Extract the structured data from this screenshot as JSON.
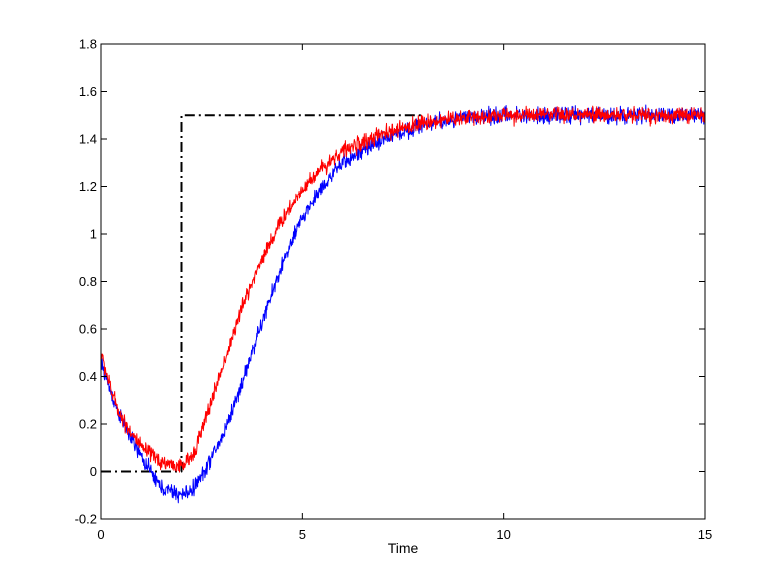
{
  "chart_data": {
    "type": "line",
    "title": "",
    "xlabel": "Time",
    "ylabel": "",
    "xlim": [
      0,
      15
    ],
    "ylim": [
      -0.2,
      1.8
    ],
    "xticks": [
      0,
      5,
      10,
      15
    ],
    "xtick_labels": [
      "0",
      "5",
      "10",
      "15"
    ],
    "yticks": [
      -0.2,
      0,
      0.2,
      0.4,
      0.6,
      0.8,
      1,
      1.2,
      1.4,
      1.6,
      1.8
    ],
    "ytick_labels": [
      "-0.2",
      "0",
      "0.2",
      "0.4",
      "0.6",
      "0.8",
      "1",
      "1.2",
      "1.4",
      "1.6",
      "1.8"
    ],
    "grid": false,
    "series": [
      {
        "color": "#000000",
        "style": "dash-dot",
        "x": [
          0,
          2,
          2,
          8
        ],
        "y": [
          0,
          0,
          1.5,
          1.5
        ]
      },
      {
        "color": "#0000ff",
        "style": "noisy",
        "noise_amplitude": 0.03,
        "x": [
          0,
          0.25,
          0.5,
          1.0,
          1.5,
          2.0,
          2.25,
          2.5,
          3.0,
          3.5,
          4.0,
          4.5,
          5.0,
          5.5,
          6.0,
          7.0,
          8.0,
          9.0,
          10.0,
          12.0,
          15.0
        ],
        "y": [
          0.46,
          0.33,
          0.22,
          0.06,
          -0.07,
          -0.1,
          -0.08,
          -0.02,
          0.14,
          0.37,
          0.63,
          0.87,
          1.07,
          1.2,
          1.3,
          1.4,
          1.46,
          1.49,
          1.5,
          1.5,
          1.5
        ]
      },
      {
        "color": "#ff0000",
        "style": "noisy",
        "noise_amplitude": 0.03,
        "x": [
          0,
          0.25,
          0.5,
          1.0,
          1.5,
          2.0,
          2.25,
          2.5,
          3.0,
          3.5,
          4.0,
          4.5,
          5.0,
          5.5,
          6.0,
          7.0,
          8.0,
          9.0,
          10.0,
          12.0,
          15.0
        ],
        "y": [
          0.5,
          0.34,
          0.23,
          0.1,
          0.04,
          0.02,
          0.06,
          0.17,
          0.43,
          0.69,
          0.9,
          1.06,
          1.19,
          1.28,
          1.35,
          1.42,
          1.47,
          1.49,
          1.5,
          1.5,
          1.5
        ]
      }
    ]
  }
}
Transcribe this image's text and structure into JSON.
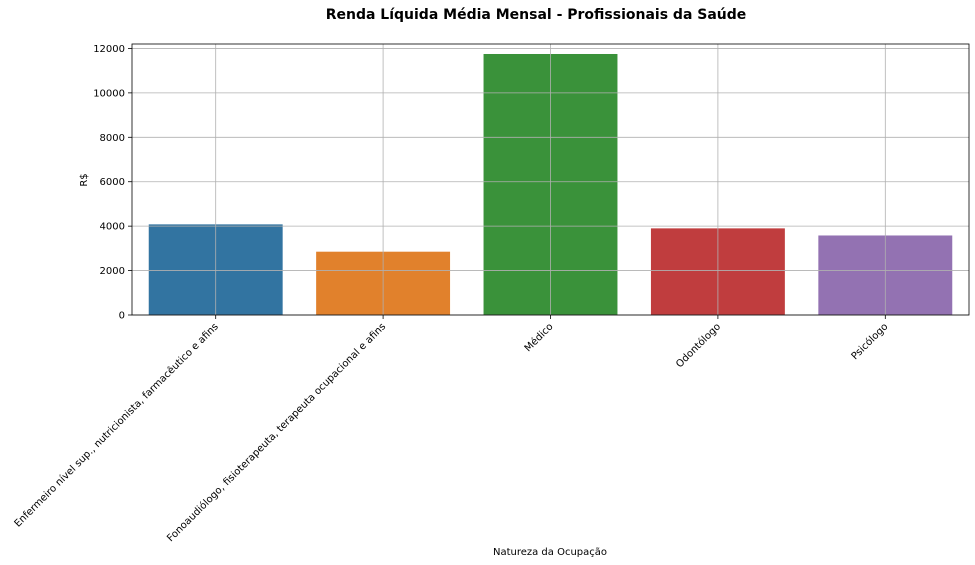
{
  "chart_data": {
    "type": "bar",
    "title": "Renda Líquida Média Mensal - Profissionais da Saúde",
    "xlabel": "Natureza da Ocupação",
    "ylabel": "R$",
    "categories": [
      "Enfermeiro nível sup., nutricionista, farmacêutico e afins",
      "Fonoaudiólogo, fisioterapeuta, terapeuta ocupacional e afins",
      "Médico",
      "Odontólogo",
      "Psicólogo"
    ],
    "values": [
      4080,
      2850,
      11750,
      3900,
      3580
    ],
    "colors": [
      "#3274a1",
      "#e1812c",
      "#3a923a",
      "#c03d3e",
      "#9372b2"
    ],
    "ylim": [
      0,
      12200
    ],
    "yticks": [
      0,
      2000,
      4000,
      6000,
      8000,
      10000,
      12000
    ],
    "grid": true,
    "legend": "none"
  }
}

__________

Return the material word for word. Pictures are not part of the copy.

Extract the structured data from this screenshot as JSON.
{
  "chart_data": {
    "type": "line",
    "title": "",
    "xlabel": "Time",
    "ylabel": "",
    "xlim": [
      0,
      15
    ],
    "ylim": [
      -0.2,
      1.8
    ],
    "xticks": [
      0,
      5,
      10,
      15
    ],
    "xtick_labels": [
      "0",
      "5",
      "10",
      "15"
    ],
    "yticks": [
      -0.2,
      0,
      0.2,
      0.4,
      0.6,
      0.8,
      1,
      1.2,
      1.4,
      1.6,
      1.8
    ],
    "ytick_labels": [
      "-0.2",
      "0",
      "0.2",
      "0.4",
      "0.6",
      "0.8",
      "1",
      "1.2",
      "1.4",
      "1.6",
      "1.8"
    ],
    "grid": false,
    "series": [
      {
        "color": "#000000",
        "style": "dash-dot",
        "x": [
          0,
          2,
          2,
          8
        ],
        "y": [
          0,
          0,
          1.5,
          1.5
        ]
      },
      {
        "color": "#0000ff",
        "style": "noisy",
        "noise_amplitude": 0.03,
        "x": [
          0,
          0.25,
          0.5,
          1.0,
          1.5,
          2.0,
          2.25,
          2.5,
          3.0,
          3.5,
          4.0,
          4.5,
          5.0,
          5.5,
          6.0,
          7.0,
          8.0,
          9.0,
          10.0,
          12.0,
          15.0
        ],
        "y": [
          0.46,
          0.33,
          0.22,
          0.06,
          -0.07,
          -0.1,
          -0.08,
          -0.02,
          0.14,
          0.37,
          0.63,
          0.87,
          1.07,
          1.2,
          1.3,
          1.4,
          1.46,
          1.49,
          1.5,
          1.5,
          1.5
        ]
      },
      {
        "color": "#ff0000",
        "style": "noisy",
        "noise_amplitude": 0.03,
        "x": [
          0,
          0.25,
          0.5,
          1.0,
          1.5,
          2.0,
          2.25,
          2.5,
          3.0,
          3.5,
          4.0,
          4.5,
          5.0,
          5.5,
          6.0,
          7.0,
          8.0,
          9.0,
          10.0,
          12.0,
          15.0
        ],
        "y": [
          0.5,
          0.34,
          0.23,
          0.1,
          0.04,
          0.02,
          0.06,
          0.17,
          0.43,
          0.69,
          0.9,
          1.06,
          1.19,
          1.28,
          1.35,
          1.42,
          1.47,
          1.49,
          1.5,
          1.5,
          1.5
        ]
      }
    ]
  }
}
Transcribe this image's text and structure into JSON.
{
  "chart_data": {
    "type": "bar",
    "title": "Renda Líquida Média Mensal - Profissionais da Saúde",
    "xlabel": "Natureza da Ocupação",
    "ylabel": "R$",
    "categories": [
      "Enfermeiro nível sup., nutricionista, farmacêutico e afins",
      "Fonoaudiólogo, fisioterapeuta, terapeuta ocupacional e afins",
      "Médico",
      "Odontólogo",
      "Psicólogo"
    ],
    "values": [
      4080,
      2850,
      11750,
      3900,
      3580
    ],
    "colors": [
      "#3274a1",
      "#e1812c",
      "#3a923a",
      "#c03d3e",
      "#9372b2"
    ],
    "ylim": [
      0,
      12200
    ],
    "yticks": [
      0,
      2000,
      4000,
      6000,
      8000,
      10000,
      12000
    ],
    "grid": true,
    "legend": "none"
  }
}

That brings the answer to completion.